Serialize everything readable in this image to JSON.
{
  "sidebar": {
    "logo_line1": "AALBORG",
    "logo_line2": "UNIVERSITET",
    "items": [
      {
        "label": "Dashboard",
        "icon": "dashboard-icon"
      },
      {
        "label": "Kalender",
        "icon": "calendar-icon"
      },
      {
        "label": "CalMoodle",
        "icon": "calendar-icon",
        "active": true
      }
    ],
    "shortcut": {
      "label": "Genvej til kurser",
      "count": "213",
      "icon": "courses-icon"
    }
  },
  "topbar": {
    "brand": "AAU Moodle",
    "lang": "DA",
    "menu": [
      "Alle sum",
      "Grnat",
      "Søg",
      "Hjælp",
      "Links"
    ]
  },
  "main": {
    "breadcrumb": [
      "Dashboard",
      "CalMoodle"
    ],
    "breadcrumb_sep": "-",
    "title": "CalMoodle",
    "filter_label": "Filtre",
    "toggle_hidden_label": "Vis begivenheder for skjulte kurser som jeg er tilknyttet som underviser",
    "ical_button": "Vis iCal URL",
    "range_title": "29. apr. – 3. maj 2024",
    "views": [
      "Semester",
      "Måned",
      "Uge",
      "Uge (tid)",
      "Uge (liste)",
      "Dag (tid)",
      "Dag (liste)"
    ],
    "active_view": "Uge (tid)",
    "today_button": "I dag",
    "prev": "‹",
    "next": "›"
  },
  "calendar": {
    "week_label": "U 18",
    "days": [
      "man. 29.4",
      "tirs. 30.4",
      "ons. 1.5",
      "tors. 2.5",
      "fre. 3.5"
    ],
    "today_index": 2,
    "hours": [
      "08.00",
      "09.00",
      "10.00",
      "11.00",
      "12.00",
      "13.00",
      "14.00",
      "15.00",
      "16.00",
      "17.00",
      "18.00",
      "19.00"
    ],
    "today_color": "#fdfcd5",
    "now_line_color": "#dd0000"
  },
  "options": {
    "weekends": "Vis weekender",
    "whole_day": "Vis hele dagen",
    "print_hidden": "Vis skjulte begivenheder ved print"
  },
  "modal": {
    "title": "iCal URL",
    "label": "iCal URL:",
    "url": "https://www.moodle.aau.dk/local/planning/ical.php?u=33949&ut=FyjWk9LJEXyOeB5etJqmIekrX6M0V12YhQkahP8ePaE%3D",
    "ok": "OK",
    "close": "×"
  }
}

---+---

● **JOB**:
Look for the word "CalMoodle" in every line of the listing and copy the lines that have it.

● **SOLUTION FOR THIS TASK**:
        "label": "CalMoodle",
      "CalMoodle"
    "title": "CalMoodle",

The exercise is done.